Exercise: Go through the entries below and pick out every line with "создании".

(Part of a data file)
┌──

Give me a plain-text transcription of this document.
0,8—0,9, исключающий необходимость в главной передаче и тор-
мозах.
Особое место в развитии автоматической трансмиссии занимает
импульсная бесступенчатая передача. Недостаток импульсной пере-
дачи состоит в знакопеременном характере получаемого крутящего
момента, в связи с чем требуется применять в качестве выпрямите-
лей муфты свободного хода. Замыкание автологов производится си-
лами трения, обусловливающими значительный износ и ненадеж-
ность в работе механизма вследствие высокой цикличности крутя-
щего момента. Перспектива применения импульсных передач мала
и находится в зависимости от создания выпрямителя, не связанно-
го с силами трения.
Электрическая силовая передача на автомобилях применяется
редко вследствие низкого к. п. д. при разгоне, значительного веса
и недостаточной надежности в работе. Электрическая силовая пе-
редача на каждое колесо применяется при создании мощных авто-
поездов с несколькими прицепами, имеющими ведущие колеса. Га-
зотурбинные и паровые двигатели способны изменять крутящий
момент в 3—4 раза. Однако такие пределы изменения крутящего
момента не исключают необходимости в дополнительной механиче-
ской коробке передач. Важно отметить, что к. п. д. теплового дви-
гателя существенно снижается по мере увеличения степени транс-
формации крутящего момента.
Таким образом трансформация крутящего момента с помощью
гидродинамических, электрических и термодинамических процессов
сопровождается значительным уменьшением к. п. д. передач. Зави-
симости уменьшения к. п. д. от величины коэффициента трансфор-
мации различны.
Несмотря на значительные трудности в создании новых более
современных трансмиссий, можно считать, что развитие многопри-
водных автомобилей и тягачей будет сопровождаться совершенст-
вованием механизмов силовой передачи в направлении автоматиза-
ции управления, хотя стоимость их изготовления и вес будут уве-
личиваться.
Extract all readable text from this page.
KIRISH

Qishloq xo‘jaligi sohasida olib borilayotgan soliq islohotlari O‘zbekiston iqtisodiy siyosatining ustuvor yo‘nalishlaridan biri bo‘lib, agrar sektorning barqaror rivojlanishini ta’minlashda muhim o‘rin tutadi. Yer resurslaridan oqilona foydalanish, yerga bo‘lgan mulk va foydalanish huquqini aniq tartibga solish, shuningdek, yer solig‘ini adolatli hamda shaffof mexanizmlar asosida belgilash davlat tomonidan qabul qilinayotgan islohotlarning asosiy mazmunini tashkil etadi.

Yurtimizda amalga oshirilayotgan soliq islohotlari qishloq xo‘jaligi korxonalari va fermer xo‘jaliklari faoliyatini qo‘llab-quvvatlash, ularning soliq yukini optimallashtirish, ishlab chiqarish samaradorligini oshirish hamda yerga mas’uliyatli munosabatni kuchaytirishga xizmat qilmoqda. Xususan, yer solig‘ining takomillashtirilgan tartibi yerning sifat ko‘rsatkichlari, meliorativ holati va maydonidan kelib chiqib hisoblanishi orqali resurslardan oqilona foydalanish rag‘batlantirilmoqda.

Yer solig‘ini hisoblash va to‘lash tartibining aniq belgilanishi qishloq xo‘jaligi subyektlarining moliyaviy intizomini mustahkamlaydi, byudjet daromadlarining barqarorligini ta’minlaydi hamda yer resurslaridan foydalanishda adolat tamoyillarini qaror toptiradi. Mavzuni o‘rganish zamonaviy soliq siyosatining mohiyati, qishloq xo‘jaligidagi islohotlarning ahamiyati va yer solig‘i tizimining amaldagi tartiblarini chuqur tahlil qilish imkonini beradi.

└──

Solution to the problem:
редача на каждое колесо применяется при создании мощных авто-
Несмотря на значительные трудности в создании новых более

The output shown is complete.